Images appear in the records below; leave them out and repeat everything else exactly.

(Chart and figure data)
○ ○ ○ ○ ○ ○ ○

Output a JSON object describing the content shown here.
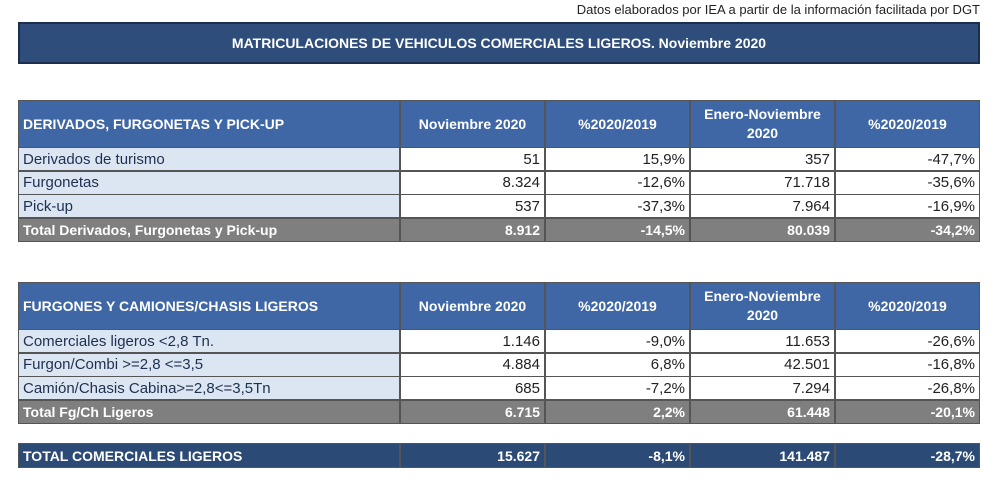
{
  "source_note": "Datos elaborados por IEA a partir de la información facilitada por DGT",
  "title": "MATRICULACIONES DE VEHICULOS COMERCIALES LIGEROS. Noviembre 2020",
  "tables": [
    {
      "headers": [
        "DERIVADOS, FURGONETAS Y PICK-UP",
        "Noviembre 2020",
        "%2020/2019",
        "Enero-Noviembre 2020",
        "%2020/2019"
      ],
      "rows": [
        [
          "Derivados de turismo",
          "51",
          "15,9%",
          "357",
          "-47,7%"
        ],
        [
          "Furgonetas",
          "8.324",
          "-12,6%",
          "71.718",
          "-35,6%"
        ],
        [
          "Pick-up",
          "537",
          "-37,3%",
          "7.964",
          "-16,9%"
        ]
      ],
      "total": [
        "Total Derivados, Furgonetas y Pick-up",
        "8.912",
        "-14,5%",
        "80.039",
        "-34,2%"
      ]
    },
    {
      "headers": [
        "FURGONES Y CAMIONES/CHASIS LIGEROS",
        "Noviembre 2020",
        "%2020/2019",
        "Enero-Noviembre 2020",
        "%2020/2019"
      ],
      "rows": [
        [
          "Comerciales ligeros <2,8 Tn.",
          "1.146",
          "-9,0%",
          "11.653",
          "-26,6%"
        ],
        [
          "Furgon/Combi >=2,8 <=3,5",
          "4.884",
          "6,8%",
          "42.501",
          "-16,8%"
        ],
        [
          "Camión/Chasis Cabina>=2,8<=3,5Tn",
          "685",
          "-7,2%",
          "7.294",
          "-26,8%"
        ]
      ],
      "total": [
        "Total Fg/Ch Ligeros",
        "6.715",
        "2,2%",
        "61.448",
        "-20,1%"
      ]
    }
  ],
  "grand_total": [
    "TOTAL COMERCIALES LIGEROS",
    "15.627",
    "-8,1%",
    "141.487",
    "-28,7%"
  ]
}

○ ○ ○ ○ ○ ○ ○

(Answer):
Output a JSON object describing the content shown here.
{
  "source_note": "Datos elaborados por IEA a partir de la información facilitada por DGT",
  "title": "MATRICULACIONES DE VEHICULOS COMERCIALES LIGEROS. Noviembre 2020",
  "tables": [
    {
      "headers": [
        "DERIVADOS, FURGONETAS Y PICK-UP",
        "Noviembre 2020",
        "%2020/2019",
        "Enero-Noviembre 2020",
        "%2020/2019"
      ],
      "rows": [
        [
          "Derivados de turismo",
          "51",
          "15,9%",
          "357",
          "-47,7%"
        ],
        [
          "Furgonetas",
          "8.324",
          "-12,6%",
          "71.718",
          "-35,6%"
        ],
        [
          "Pick-up",
          "537",
          "-37,3%",
          "7.964",
          "-16,9%"
        ]
      ],
      "total": [
        "Total Derivados, Furgonetas y Pick-up",
        "8.912",
        "-14,5%",
        "80.039",
        "-34,2%"
      ]
    },
    {
      "headers": [
        "FURGONES Y CAMIONES/CHASIS LIGEROS",
        "Noviembre 2020",
        "%2020/2019",
        "Enero-Noviembre 2020",
        "%2020/2019"
      ],
      "rows": [
        [
          "Comerciales ligeros <2,8 Tn.",
          "1.146",
          "-9,0%",
          "11.653",
          "-26,6%"
        ],
        [
          "Furgon/Combi >=2,8 <=3,5",
          "4.884",
          "6,8%",
          "42.501",
          "-16,8%"
        ],
        [
          "Camión/Chasis Cabina>=2,8<=3,5Tn",
          "685",
          "-7,2%",
          "7.294",
          "-26,8%"
        ]
      ],
      "total": [
        "Total Fg/Ch Ligeros",
        "6.715",
        "2,2%",
        "61.448",
        "-20,1%"
      ]
    }
  ],
  "grand_total": [
    "TOTAL COMERCIALES LIGEROS",
    "15.627",
    "-8,1%",
    "141.487",
    "-28,7%"
  ]
}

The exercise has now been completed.